PROBLEM DETAILS
Restate every line of the material, word for word.

DATA ROWS
=======

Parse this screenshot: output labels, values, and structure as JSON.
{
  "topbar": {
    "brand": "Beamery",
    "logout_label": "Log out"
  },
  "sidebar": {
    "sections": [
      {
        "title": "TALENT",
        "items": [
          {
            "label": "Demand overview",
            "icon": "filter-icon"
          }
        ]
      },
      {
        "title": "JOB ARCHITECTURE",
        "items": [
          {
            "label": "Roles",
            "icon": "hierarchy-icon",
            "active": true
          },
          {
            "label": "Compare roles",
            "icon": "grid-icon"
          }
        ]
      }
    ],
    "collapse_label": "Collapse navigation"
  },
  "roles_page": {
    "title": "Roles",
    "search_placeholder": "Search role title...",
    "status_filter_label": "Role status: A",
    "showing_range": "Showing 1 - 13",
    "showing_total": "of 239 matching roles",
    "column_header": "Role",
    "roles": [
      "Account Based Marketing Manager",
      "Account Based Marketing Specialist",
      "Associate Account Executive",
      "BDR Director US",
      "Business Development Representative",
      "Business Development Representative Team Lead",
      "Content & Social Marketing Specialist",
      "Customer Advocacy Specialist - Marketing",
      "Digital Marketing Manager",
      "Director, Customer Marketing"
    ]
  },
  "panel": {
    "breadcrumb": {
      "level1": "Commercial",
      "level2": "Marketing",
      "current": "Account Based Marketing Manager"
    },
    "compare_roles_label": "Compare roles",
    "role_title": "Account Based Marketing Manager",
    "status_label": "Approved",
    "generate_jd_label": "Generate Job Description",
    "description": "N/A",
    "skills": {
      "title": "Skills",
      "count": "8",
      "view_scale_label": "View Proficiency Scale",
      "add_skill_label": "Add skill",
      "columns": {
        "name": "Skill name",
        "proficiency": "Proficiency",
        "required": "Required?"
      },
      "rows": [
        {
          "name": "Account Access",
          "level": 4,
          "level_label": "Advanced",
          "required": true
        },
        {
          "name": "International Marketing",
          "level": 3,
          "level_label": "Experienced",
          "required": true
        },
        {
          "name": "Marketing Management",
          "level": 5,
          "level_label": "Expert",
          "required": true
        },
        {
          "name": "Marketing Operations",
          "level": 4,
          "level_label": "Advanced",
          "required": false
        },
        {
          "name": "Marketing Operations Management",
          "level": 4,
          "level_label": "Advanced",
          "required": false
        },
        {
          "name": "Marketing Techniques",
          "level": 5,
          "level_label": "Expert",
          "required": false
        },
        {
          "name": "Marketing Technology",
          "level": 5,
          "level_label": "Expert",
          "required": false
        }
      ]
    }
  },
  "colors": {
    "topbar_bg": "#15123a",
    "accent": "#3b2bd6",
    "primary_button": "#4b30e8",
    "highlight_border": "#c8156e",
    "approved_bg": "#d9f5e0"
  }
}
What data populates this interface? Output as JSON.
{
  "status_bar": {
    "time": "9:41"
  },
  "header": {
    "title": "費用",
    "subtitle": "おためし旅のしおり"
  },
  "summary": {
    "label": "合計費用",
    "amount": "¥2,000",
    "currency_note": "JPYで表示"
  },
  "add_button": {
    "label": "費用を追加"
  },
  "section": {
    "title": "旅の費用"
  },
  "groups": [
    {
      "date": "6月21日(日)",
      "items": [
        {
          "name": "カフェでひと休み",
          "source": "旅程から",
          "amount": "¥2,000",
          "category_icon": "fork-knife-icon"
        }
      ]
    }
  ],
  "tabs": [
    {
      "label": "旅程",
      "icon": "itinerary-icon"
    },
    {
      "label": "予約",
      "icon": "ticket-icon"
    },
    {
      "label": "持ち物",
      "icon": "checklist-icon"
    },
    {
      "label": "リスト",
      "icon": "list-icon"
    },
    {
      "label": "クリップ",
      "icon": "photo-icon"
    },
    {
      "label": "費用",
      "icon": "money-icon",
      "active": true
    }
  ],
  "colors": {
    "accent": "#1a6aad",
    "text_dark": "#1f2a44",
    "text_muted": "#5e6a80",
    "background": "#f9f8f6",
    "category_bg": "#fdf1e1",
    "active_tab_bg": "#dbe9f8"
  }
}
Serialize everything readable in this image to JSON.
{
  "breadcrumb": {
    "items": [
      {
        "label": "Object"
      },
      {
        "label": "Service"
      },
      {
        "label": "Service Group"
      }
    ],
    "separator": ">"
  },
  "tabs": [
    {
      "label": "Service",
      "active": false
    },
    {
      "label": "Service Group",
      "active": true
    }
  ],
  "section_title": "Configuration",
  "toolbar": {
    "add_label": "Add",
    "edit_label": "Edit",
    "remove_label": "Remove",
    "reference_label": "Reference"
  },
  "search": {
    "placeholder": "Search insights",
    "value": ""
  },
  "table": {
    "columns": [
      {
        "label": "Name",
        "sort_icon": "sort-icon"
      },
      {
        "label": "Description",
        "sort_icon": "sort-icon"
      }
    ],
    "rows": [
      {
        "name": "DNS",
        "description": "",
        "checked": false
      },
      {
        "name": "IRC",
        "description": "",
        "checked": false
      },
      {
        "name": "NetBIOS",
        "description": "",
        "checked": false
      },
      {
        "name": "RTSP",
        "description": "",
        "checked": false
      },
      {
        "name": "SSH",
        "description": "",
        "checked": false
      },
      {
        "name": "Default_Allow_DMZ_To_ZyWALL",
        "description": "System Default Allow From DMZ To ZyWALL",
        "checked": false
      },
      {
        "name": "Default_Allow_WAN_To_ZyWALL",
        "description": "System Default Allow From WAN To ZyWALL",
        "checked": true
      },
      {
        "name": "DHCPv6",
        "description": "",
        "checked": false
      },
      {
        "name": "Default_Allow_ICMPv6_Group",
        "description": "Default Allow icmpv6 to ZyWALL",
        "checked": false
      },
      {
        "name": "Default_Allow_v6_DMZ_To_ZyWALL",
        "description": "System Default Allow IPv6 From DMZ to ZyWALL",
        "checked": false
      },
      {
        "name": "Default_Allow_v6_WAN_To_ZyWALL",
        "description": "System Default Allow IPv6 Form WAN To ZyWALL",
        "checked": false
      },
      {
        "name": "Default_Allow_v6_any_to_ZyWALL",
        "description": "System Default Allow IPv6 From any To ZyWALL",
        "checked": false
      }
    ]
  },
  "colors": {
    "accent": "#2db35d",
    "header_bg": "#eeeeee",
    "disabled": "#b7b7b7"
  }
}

=======

REPLY
Parse this screenshot: output labels, values, and structure as JSON.
{
  "topbar": {
    "brand": "Beamery",
    "logout_label": "Log out"
  },
  "sidebar": {
    "sections": [
      {
        "title": "TALENT",
        "items": [
          {
            "label": "Demand overview",
            "icon": "filter-icon"
          }
        ]
      },
      {
        "title": "JOB ARCHITECTURE",
        "items": [
          {
            "label": "Roles",
            "icon": "hierarchy-icon",
            "active": true
          },
          {
            "label": "Compare roles",
            "icon": "grid-icon"
          }
        ]
      }
    ],
    "collapse_label": "Collapse navigation"
  },
  "roles_page": {
    "title": "Roles",
    "search_placeholder": "Search role title...",
    "status_filter_label": "Role status: A",
    "showing_range": "Showing 1 - 13",
    "showing_total": "of 239 matching roles",
    "column_header": "Role",
    "roles": [
      "Account Based Marketing Manager",
      "Account Based Marketing Specialist",
      "Associate Account Executive",
      "BDR Director US",
      "Business Development Representative",
      "Business Development Representative Team Lead",
      "Content & Social Marketing Specialist",
      "Customer Advocacy Specialist - Marketing",
      "Digital Marketing Manager",
      "Director, Customer Marketing"
    ]
  },
  "panel": {
    "breadcrumb": {
      "level1": "Commercial",
      "level2": "Marketing",
      "current": "Account Based Marketing Manager"
    },
    "compare_roles_label": "Compare roles",
    "role_title": "Account Based Marketing Manager",
    "status_label": "Approved",
    "generate_jd_label": "Generate Job Description",
    "description": "N/A",
    "skills": {
      "title": "Skills",
      "count": "8",
      "view_scale_label": "View Proficiency Scale",
      "add_skill_label": "Add skill",
      "columns": {
        "name": "Skill name",
        "proficiency": "Proficiency",
        "required": "Required?"
      },
      "rows": [
        {
          "name": "Account Access",
          "level": 4,
          "level_label": "Advanced",
          "required": true
        },
        {
          "name": "International Marketing",
          "level": 3,
          "level_label": "Experienced",
          "required": true
        },
        {
          "name": "Marketing Management",
          "level": 5,
          "level_label": "Expert",
          "required": true
        },
        {
          "name": "Marketing Operations",
          "level": 4,
          "level_label": "Advanced",
          "required": false
        },
        {
          "name": "Marketing Operations Management",
          "level": 4,
          "level_label": "Advanced",
          "required": false
        },
        {
          "name": "Marketing Techniques",
          "level": 5,
          "level_label": "Expert",
          "required": false
        },
        {
          "name": "Marketing Technology",
          "level": 5,
          "level_label": "Expert",
          "required": false
        }
      ]
    }
  },
  "colors": {
    "topbar_bg": "#15123a",
    "accent": "#3b2bd6",
    "primary_button": "#4b30e8",
    "highlight_border": "#c8156e",
    "approved_bg": "#d9f5e0"
  }
}
What data populates this interface? Output as JSON.
{
  "status_bar": {
    "time": "9:41"
  },
  "header": {
    "title": "費用",
    "subtitle": "おためし旅のしおり"
  },
  "summary": {
    "label": "合計費用",
    "amount": "¥2,000",
    "currency_note": "JPYで表示"
  },
  "add_button": {
    "label": "費用を追加"
  },
  "section": {
    "title": "旅の費用"
  },
  "groups": [
    {
      "date": "6月21日(日)",
      "items": [
        {
          "name": "カフェでひと休み",
          "source": "旅程から",
          "amount": "¥2,000",
          "category_icon": "fork-knife-icon"
        }
      ]
    }
  ],
  "tabs": [
    {
      "label": "旅程",
      "icon": "itinerary-icon"
    },
    {
      "label": "予約",
      "icon": "ticket-icon"
    },
    {
      "label": "持ち物",
      "icon": "checklist-icon"
    },
    {
      "label": "リスト",
      "icon": "list-icon"
    },
    {
      "label": "クリップ",
      "icon": "photo-icon"
    },
    {
      "label": "費用",
      "icon": "money-icon",
      "active": true
    }
  ],
  "colors": {
    "accent": "#1a6aad",
    "text_dark": "#1f2a44",
    "text_muted": "#5e6a80",
    "background": "#f9f8f6",
    "category_bg": "#fdf1e1",
    "active_tab_bg": "#dbe9f8"
  }
}
Serialize everything readable in this image to JSON.
{
  "breadcrumb": {
    "items": [
      {
        "label": "Object"
      },
      {
        "label": "Service"
      },
      {
        "label": "Service Group"
      }
    ],
    "separator": ">"
  },
  "tabs": [
    {
      "label": "Service",
      "active": false
    },
    {
      "label": "Service Group",
      "active": true
    }
  ],
  "section_title": "Configuration",
  "toolbar": {
    "add_label": "Add",
    "edit_label": "Edit",
    "remove_label": "Remove",
    "reference_label": "Reference"
  },
  "search": {
    "placeholder": "Search insights",
    "value": ""
  },
  "table": {
    "columns": [
      {
        "label": "Name",
        "sort_icon": "sort-icon"
      },
      {
        "label": "Description",
        "sort_icon": "sort-icon"
      }
    ],
    "rows": [
      {
        "name": "DNS",
        "description": "",
        "checked": false
      },
      {
        "name": "IRC",
        "description": "",
        "checked": false
      },
      {
        "name": "NetBIOS",
        "description": "",
        "checked": false
      },
      {
        "name": "RTSP",
        "description": "",
        "checked": false
      },
      {
        "name": "SSH",
        "description": "",
        "checked": false
      },
      {
        "name": "Default_Allow_DMZ_To_ZyWALL",
        "description": "System Default Allow From DMZ To ZyWALL",
        "checked": false
      },
      {
        "name": "Default_Allow_WAN_To_ZyWALL",
        "description": "System Default Allow From WAN To ZyWALL",
        "checked": true
      },
      {
        "name": "DHCPv6",
        "description": "",
        "checked": false
      },
      {
        "name": "Default_Allow_ICMPv6_Group",
        "description": "Default Allow icmpv6 to ZyWALL",
        "checked": false
      },
      {
        "name": "Default_Allow_v6_DMZ_To_ZyWALL",
        "description": "System Default Allow IPv6 From DMZ to ZyWALL",
        "checked": false
      },
      {
        "name": "Default_Allow_v6_WAN_To_ZyWALL",
        "description": "System Default Allow IPv6 Form WAN To ZyWALL",
        "checked": false
      },
      {
        "name": "Default_Allow_v6_any_to_ZyWALL",
        "description": "System Default Allow IPv6 From any To ZyWALL",
        "checked": false
      }
    ]
  },
  "colors": {
    "accent": "#2db35d",
    "header_bg": "#eeeeee",
    "disabled": "#b7b7b7"
  }
}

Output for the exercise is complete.